Dataset entries
* Start *

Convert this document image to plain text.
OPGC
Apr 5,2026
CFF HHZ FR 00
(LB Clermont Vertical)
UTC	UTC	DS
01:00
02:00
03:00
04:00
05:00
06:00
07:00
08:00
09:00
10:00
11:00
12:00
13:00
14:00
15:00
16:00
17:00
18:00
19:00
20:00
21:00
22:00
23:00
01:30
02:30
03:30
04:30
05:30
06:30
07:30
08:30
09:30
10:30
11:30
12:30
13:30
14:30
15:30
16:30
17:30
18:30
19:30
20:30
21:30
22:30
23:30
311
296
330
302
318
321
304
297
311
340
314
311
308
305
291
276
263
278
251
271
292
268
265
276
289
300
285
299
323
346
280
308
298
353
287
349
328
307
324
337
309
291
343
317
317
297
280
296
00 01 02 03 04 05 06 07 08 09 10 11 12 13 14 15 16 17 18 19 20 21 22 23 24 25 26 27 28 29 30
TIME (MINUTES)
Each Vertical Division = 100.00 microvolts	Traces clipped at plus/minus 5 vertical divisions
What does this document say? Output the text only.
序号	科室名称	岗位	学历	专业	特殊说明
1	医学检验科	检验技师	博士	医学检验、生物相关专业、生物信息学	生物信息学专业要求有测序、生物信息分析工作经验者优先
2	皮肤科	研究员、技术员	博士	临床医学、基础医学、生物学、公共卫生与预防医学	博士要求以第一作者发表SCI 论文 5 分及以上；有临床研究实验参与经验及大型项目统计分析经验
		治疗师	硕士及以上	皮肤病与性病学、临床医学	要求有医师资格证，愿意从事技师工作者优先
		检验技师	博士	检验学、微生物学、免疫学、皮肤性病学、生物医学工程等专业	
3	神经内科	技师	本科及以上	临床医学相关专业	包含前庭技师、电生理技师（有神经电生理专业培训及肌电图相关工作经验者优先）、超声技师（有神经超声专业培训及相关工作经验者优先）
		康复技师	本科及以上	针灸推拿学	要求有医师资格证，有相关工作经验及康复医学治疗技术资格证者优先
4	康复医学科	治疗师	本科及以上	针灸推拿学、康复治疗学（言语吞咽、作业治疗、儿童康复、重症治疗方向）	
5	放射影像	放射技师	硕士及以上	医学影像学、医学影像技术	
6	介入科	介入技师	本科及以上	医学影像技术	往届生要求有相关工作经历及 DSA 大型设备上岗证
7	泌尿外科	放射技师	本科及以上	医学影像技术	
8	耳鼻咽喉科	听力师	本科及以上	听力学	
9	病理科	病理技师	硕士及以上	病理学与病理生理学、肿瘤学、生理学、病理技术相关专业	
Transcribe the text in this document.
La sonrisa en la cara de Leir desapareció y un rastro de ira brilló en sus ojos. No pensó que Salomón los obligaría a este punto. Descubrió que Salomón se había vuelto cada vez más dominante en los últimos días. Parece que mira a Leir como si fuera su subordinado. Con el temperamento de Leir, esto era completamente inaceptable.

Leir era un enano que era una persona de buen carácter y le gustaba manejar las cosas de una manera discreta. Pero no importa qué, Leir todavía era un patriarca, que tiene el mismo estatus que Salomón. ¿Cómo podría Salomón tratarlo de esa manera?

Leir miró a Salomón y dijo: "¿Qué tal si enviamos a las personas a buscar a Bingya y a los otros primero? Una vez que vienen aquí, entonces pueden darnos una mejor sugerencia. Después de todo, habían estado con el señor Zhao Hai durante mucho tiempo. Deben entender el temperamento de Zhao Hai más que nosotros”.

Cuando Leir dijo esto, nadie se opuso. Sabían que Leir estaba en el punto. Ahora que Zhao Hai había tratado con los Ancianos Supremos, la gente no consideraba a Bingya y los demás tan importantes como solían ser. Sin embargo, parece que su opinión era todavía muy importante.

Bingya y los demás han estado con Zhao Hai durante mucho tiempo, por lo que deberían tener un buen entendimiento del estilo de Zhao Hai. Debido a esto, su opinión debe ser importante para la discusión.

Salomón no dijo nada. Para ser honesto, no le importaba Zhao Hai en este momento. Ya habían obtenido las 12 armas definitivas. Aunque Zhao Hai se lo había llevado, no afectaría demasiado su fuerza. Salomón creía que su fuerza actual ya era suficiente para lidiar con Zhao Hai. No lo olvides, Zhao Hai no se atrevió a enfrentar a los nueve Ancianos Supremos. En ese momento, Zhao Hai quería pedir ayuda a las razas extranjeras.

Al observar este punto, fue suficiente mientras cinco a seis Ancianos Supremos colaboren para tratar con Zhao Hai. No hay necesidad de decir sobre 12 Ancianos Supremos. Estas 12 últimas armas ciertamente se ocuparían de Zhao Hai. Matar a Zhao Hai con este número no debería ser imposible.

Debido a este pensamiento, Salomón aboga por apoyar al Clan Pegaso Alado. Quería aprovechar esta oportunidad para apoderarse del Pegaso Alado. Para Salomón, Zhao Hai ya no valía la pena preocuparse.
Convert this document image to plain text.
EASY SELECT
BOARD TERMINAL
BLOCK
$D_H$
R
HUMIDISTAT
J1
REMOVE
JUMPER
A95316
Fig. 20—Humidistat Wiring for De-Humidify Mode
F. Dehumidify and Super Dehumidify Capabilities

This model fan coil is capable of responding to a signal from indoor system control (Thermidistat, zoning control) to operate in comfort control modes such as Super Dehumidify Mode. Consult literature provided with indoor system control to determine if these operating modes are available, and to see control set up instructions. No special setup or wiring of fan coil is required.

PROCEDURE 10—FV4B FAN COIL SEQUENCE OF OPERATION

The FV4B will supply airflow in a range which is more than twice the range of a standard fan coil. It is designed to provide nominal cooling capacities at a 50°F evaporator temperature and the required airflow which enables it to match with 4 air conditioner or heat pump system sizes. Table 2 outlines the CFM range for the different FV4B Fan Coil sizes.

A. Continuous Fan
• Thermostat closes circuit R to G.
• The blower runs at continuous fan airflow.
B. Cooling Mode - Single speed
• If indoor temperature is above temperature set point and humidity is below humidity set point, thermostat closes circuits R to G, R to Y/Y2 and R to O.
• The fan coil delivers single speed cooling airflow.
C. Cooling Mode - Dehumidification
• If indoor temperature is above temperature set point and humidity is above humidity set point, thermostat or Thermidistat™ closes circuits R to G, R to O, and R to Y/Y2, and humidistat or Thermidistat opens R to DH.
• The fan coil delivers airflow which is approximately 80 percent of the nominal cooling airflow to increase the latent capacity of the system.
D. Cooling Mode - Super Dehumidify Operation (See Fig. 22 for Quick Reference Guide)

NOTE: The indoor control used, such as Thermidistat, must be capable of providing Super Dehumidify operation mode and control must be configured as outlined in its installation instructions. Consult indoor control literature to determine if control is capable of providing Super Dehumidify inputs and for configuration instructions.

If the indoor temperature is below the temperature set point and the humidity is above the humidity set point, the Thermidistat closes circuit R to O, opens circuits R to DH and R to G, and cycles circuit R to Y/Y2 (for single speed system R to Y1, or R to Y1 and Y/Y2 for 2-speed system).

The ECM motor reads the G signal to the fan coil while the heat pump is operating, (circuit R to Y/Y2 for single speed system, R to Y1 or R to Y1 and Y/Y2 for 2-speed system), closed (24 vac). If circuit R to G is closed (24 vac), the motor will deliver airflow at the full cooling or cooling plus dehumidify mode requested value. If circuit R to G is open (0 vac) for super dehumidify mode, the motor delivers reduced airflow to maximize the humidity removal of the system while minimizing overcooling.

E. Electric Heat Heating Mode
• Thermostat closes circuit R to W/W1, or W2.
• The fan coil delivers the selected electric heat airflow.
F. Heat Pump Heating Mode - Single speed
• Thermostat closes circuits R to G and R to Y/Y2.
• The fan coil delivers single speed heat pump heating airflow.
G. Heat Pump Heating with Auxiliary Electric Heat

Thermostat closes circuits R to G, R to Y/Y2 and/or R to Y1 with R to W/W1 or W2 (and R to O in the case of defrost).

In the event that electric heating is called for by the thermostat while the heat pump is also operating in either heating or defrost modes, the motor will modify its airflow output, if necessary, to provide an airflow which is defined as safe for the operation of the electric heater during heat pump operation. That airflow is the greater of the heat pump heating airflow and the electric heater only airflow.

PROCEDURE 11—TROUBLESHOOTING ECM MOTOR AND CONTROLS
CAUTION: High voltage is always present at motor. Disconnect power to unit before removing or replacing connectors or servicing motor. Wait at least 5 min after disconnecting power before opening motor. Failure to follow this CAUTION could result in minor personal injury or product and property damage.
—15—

* End *

WHAT YOU HAVE TO DO: Gather each line in the entries above where the string "capable" is found.

EXERCISE ANSWER:
This model fan coil is capable of responding to a signal from indoor system control (Thermidistat, zoning control) to operate in comfort control modes such as Super Dehumidify Mode. Consult literature provided with indoor system control to determine if these operating modes are available, and to see control set up instructions. No special setup or wiring of fan coil is required.
NOTE: The indoor control used, such as Thermidistat, must be capable of providing Super Dehumidify operation mode and control must be configured as outlined in its installation instructions. Consult indoor control literature to determine if control is capable of providing Super Dehumidify inputs and for configuration instructions.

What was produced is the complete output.